──────── DATASET RECORDS ────────

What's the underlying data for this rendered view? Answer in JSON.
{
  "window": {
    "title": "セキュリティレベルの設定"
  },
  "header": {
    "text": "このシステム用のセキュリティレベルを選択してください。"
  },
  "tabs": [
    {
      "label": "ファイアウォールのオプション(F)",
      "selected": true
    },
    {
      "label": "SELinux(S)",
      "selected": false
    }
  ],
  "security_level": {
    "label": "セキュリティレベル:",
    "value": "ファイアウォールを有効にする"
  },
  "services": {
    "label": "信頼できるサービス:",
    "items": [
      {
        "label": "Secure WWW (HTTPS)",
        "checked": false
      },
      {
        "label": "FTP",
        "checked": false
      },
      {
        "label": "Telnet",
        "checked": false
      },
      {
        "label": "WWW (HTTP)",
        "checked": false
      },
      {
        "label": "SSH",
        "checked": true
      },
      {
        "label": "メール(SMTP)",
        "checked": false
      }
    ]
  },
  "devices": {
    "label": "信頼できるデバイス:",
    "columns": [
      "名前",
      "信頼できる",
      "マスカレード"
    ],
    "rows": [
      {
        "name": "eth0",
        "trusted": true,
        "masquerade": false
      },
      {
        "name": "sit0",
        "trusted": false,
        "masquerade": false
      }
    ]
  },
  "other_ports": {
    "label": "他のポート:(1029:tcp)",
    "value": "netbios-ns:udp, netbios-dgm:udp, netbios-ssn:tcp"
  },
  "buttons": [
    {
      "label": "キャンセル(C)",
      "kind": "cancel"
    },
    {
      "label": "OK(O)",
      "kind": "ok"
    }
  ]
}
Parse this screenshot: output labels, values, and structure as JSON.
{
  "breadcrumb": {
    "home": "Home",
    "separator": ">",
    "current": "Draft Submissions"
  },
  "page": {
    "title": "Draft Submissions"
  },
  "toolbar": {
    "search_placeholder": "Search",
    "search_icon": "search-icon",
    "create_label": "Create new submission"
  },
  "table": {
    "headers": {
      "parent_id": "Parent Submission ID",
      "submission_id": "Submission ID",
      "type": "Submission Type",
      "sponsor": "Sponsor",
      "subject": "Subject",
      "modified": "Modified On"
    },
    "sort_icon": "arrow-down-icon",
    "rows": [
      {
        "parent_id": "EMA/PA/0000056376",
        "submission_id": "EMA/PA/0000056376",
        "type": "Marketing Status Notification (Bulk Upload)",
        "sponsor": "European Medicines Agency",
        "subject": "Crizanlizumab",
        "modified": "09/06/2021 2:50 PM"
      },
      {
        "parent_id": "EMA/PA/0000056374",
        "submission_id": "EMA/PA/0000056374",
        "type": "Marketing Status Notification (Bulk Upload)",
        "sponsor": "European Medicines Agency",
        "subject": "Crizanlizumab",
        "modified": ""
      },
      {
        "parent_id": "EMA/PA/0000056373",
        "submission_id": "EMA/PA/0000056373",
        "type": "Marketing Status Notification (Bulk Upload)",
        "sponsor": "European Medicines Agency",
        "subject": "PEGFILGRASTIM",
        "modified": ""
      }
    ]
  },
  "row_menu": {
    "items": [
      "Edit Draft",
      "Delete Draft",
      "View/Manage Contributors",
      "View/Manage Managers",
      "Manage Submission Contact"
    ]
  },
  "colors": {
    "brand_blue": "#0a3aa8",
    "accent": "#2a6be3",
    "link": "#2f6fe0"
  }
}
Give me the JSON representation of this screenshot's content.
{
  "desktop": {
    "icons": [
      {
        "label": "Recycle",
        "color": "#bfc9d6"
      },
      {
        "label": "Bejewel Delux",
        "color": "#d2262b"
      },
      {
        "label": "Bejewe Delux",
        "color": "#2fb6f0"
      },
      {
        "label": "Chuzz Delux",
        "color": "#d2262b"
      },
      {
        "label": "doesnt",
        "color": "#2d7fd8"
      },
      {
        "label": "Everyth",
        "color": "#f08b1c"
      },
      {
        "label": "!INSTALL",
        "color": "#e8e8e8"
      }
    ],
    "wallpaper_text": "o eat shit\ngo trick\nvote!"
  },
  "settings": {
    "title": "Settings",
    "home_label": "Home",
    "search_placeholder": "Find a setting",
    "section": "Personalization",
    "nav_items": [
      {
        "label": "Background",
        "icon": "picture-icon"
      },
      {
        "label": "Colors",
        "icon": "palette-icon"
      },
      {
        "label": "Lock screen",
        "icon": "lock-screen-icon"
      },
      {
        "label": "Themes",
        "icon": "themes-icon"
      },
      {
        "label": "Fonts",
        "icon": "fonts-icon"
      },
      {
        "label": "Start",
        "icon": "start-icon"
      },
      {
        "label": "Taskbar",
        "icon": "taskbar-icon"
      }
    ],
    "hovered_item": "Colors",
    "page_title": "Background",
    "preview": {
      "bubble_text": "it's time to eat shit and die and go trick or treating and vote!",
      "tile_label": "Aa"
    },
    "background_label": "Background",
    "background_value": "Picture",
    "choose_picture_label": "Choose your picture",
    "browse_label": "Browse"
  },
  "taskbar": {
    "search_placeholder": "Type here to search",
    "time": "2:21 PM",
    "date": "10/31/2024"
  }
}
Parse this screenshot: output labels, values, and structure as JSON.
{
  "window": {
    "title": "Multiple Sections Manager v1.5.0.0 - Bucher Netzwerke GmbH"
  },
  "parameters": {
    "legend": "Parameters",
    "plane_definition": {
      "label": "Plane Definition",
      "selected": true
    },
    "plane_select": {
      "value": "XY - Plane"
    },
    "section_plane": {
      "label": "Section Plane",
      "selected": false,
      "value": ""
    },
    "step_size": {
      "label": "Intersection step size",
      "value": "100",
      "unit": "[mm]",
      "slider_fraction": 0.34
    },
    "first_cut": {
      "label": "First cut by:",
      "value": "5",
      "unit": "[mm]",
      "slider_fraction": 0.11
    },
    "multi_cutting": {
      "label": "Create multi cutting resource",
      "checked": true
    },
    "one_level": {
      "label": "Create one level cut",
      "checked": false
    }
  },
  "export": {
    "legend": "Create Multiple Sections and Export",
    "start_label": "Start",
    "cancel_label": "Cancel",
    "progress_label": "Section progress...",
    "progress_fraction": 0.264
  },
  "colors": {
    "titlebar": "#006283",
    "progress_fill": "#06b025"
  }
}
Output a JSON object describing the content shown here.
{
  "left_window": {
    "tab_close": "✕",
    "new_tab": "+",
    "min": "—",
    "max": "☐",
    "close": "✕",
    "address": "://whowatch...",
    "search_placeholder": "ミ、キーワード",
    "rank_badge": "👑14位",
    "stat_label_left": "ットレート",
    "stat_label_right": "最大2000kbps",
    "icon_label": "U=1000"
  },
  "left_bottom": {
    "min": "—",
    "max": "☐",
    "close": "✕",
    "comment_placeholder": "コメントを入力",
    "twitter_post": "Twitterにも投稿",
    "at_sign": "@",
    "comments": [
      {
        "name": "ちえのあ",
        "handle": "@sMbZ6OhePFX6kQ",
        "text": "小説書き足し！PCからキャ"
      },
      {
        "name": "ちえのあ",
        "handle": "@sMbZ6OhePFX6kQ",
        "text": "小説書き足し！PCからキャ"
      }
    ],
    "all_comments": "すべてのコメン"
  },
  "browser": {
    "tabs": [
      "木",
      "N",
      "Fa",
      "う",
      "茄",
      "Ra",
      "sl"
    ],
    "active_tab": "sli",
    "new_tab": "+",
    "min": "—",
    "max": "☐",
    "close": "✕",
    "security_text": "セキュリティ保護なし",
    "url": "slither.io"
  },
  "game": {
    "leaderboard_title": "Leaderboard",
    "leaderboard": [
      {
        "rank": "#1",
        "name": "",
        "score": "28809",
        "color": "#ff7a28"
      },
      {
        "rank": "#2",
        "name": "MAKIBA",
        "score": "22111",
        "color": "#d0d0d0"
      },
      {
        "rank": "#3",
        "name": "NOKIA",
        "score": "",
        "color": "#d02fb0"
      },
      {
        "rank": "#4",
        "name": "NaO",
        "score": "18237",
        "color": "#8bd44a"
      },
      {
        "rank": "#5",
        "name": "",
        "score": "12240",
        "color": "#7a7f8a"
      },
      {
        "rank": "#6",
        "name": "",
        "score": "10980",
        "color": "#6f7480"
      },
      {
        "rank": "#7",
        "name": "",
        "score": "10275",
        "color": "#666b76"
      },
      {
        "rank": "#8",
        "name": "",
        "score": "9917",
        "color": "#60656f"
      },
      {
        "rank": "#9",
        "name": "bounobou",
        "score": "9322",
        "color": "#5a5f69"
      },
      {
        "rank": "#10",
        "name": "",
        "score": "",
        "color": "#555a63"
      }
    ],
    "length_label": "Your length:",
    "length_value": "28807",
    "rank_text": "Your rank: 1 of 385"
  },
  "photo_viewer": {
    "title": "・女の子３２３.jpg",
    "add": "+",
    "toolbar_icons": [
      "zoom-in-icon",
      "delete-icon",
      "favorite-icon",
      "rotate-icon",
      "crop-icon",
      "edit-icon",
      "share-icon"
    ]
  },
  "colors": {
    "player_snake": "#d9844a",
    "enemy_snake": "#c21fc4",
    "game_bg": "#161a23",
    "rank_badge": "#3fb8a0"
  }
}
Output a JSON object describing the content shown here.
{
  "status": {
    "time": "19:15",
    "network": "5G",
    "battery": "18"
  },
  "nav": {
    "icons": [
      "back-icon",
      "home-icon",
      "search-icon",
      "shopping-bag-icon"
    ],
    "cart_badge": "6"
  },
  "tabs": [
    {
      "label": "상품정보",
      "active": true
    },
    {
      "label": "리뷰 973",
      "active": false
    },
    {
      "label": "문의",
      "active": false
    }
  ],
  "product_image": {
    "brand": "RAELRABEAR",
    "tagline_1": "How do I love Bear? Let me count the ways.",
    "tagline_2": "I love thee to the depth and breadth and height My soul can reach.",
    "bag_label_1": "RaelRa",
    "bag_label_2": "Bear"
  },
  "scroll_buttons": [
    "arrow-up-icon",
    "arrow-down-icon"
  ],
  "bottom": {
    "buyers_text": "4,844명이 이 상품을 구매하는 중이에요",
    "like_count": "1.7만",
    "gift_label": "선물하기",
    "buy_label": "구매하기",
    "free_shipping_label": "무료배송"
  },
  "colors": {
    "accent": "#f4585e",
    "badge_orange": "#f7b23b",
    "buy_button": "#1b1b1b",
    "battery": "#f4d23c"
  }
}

────────

Look through the material above and pick out each line holding the word "modified".

      "modified": "Modified On"
        "modified": "09/06/2021 2:50 PM"
        "modified": ""
        "modified": ""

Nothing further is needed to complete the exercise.